What is expected: Return each line of the listing that contains the string "Untier".

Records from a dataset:
•••

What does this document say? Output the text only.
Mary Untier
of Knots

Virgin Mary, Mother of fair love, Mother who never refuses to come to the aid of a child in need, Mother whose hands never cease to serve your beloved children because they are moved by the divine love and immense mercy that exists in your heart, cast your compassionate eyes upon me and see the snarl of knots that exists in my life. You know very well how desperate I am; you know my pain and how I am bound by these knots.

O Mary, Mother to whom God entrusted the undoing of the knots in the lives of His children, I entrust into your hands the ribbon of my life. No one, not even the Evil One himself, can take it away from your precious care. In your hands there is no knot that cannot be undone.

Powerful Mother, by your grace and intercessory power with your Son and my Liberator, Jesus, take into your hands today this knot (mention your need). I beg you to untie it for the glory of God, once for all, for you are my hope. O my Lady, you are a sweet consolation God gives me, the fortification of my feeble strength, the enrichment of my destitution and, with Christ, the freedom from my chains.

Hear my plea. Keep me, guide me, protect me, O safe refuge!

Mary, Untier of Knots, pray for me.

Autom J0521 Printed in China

•••

Task output:
Mary Untier
Mary, Untier of Knots, pray for me.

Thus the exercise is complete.